## EXERCISE REQUIREMENTS:
Go through the records underneath and write each one out again exactly.

## Dataset items:
• • • • • • •

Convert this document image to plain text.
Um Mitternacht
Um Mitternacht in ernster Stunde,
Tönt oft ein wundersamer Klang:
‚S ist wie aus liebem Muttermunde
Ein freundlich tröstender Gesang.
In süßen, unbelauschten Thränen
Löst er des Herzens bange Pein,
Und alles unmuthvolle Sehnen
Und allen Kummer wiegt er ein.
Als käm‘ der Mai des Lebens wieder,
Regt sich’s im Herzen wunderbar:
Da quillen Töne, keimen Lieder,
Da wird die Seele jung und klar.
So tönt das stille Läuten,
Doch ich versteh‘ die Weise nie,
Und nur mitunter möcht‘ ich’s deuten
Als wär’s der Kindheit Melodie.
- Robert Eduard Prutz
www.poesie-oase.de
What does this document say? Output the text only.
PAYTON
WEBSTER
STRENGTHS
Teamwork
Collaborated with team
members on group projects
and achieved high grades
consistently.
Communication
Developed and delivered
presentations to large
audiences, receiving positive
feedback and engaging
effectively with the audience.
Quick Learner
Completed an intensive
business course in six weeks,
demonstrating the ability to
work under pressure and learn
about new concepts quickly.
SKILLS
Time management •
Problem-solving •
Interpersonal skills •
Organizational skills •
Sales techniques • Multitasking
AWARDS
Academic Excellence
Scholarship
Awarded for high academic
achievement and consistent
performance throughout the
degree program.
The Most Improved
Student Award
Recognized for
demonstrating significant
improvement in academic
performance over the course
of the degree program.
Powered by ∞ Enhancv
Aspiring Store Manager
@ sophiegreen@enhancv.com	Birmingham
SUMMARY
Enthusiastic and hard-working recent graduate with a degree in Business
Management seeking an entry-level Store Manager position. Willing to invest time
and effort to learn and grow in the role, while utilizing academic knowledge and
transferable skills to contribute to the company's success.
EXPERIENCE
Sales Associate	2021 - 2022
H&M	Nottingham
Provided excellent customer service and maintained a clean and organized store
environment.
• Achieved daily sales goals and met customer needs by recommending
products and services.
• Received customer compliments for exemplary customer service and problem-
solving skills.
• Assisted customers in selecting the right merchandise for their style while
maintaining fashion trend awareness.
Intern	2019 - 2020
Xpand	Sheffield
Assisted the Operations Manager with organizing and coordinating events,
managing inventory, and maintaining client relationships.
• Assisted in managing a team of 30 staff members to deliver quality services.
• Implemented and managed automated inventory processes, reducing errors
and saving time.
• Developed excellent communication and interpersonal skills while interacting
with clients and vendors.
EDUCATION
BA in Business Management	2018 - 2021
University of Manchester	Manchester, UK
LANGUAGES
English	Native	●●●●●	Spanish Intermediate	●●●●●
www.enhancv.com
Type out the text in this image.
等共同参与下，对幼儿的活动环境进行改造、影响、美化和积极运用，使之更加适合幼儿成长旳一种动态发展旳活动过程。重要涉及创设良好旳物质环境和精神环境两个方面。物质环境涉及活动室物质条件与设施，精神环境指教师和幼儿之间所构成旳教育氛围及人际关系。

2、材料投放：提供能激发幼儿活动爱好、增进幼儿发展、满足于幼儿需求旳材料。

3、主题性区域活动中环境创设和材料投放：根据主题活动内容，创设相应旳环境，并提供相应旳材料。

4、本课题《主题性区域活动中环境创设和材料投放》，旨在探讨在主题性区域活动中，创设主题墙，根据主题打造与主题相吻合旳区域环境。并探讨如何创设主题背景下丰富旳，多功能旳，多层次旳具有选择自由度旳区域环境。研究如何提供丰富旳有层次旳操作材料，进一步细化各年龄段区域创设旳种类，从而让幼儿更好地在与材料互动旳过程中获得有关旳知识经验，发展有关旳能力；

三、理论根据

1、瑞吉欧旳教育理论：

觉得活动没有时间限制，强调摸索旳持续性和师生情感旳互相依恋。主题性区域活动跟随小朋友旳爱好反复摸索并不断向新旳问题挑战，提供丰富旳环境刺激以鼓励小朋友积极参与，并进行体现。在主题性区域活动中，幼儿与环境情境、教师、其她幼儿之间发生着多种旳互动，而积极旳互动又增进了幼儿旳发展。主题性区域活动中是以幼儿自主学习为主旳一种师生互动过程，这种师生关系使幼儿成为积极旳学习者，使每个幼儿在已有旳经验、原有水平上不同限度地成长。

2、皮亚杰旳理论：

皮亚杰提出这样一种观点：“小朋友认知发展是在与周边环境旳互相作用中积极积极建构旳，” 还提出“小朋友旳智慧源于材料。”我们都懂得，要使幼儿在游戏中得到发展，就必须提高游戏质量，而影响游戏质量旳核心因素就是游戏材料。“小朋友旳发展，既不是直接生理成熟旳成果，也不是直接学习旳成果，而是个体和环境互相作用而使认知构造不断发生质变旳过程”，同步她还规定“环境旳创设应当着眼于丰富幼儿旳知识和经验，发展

• • • • • • •

## REPLY:
Convert this document image to plain text.
Um Mitternacht
Um Mitternacht in ernster Stunde,
Tönt oft ein wundersamer Klang:
‚S ist wie aus liebem Muttermunde
Ein freundlich tröstender Gesang.
In süßen, unbelauschten Thränen
Löst er des Herzens bange Pein,
Und alles unmuthvolle Sehnen
Und allen Kummer wiegt er ein.
Als käm‘ der Mai des Lebens wieder,
Regt sich’s im Herzen wunderbar:
Da quillen Töne, keimen Lieder,
Da wird die Seele jung und klar.
So tönt das stille Läuten,
Doch ich versteh‘ die Weise nie,
Und nur mitunter möcht‘ ich’s deuten
Als wär’s der Kindheit Melodie.
- Robert Eduard Prutz
www.poesie-oase.de
What does this document say? Output the text only.
PAYTON
WEBSTER
STRENGTHS
Teamwork
Collaborated with team
members on group projects
and achieved high grades
consistently.
Communication
Developed and delivered
presentations to large
audiences, receiving positive
feedback and engaging
effectively with the audience.
Quick Learner
Completed an intensive
business course in six weeks,
demonstrating the ability to
work under pressure and learn
about new concepts quickly.
SKILLS
Time management •
Problem-solving •
Interpersonal skills •
Organizational skills •
Sales techniques • Multitasking
AWARDS
Academic Excellence
Scholarship
Awarded for high academic
achievement and consistent
performance throughout the
degree program.
The Most Improved
Student Award
Recognized for
demonstrating significant
improvement in academic
performance over the course
of the degree program.
Powered by ∞ Enhancv
Aspiring Store Manager
@ sophiegreen@enhancv.com	Birmingham
SUMMARY
Enthusiastic and hard-working recent graduate with a degree in Business
Management seeking an entry-level Store Manager position. Willing to invest time
and effort to learn and grow in the role, while utilizing academic knowledge and
transferable skills to contribute to the company's success.
EXPERIENCE
Sales Associate	2021 - 2022
H&M	Nottingham
Provided excellent customer service and maintained a clean and organized store
environment.
• Achieved daily sales goals and met customer needs by recommending
products and services.
• Received customer compliments for exemplary customer service and problem-
solving skills.
• Assisted customers in selecting the right merchandise for their style while
maintaining fashion trend awareness.
Intern	2019 - 2020
Xpand	Sheffield
Assisted the Operations Manager with organizing and coordinating events,
managing inventory, and maintaining client relationships.
• Assisted in managing a team of 30 staff members to deliver quality services.
• Implemented and managed automated inventory processes, reducing errors
and saving time.
• Developed excellent communication and interpersonal skills while interacting
with clients and vendors.
EDUCATION
BA in Business Management	2018 - 2021
University of Manchester	Manchester, UK
LANGUAGES
English	Native	●●●●●	Spanish Intermediate	●●●●●
www.enhancv.com
Type out the text in this image.
等共同参与下，对幼儿的活动环境进行改造、影响、美化和积极运用，使之更加适合幼儿成长旳一种动态发展旳活动过程。重要涉及创设良好旳物质环境和精神环境两个方面。物质环境涉及活动室物质条件与设施，精神环境指教师和幼儿之间所构成旳教育氛围及人际关系。

2、材料投放：提供能激发幼儿活动爱好、增进幼儿发展、满足于幼儿需求旳材料。

3、主题性区域活动中环境创设和材料投放：根据主题活动内容，创设相应旳环境，并提供相应旳材料。

4、本课题《主题性区域活动中环境创设和材料投放》，旨在探讨在主题性区域活动中，创设主题墙，根据主题打造与主题相吻合旳区域环境。并探讨如何创设主题背景下丰富旳，多功能旳，多层次旳具有选择自由度旳区域环境。研究如何提供丰富旳有层次旳操作材料，进一步细化各年龄段区域创设旳种类，从而让幼儿更好地在与材料互动旳过程中获得有关旳知识经验，发展有关旳能力；

三、理论根据

1、瑞吉欧旳教育理论：

觉得活动没有时间限制，强调摸索旳持续性和师生情感旳互相依恋。主题性区域活动跟随小朋友旳爱好反复摸索并不断向新旳问题挑战，提供丰富旳环境刺激以鼓励小朋友积极参与，并进行体现。在主题性区域活动中，幼儿与环境情境、教师、其她幼儿之间发生着多种旳互动，而积极旳互动又增进了幼儿旳发展。主题性区域活动中是以幼儿自主学习为主旳一种师生互动过程，这种师生关系使幼儿成为积极旳学习者，使每个幼儿在已有旳经验、原有水平上不同限度地成长。

2、皮亚杰旳理论：

皮亚杰提出这样一种观点：“小朋友认知发展是在与周边环境旳互相作用中积极积极建构旳，” 还提出“小朋友旳智慧源于材料。”我们都懂得，要使幼儿在游戏中得到发展，就必须提高游戏质量，而影响游戏质量旳核心因素就是游戏材料。“小朋友旳发展，既不是直接生理成熟旳成果，也不是直接学习旳成果，而是个体和环境互相作用而使认知构造不断发生质变旳过程”，同步她还规定“环境旳创设应当着眼于丰富幼儿旳知识和经验，发展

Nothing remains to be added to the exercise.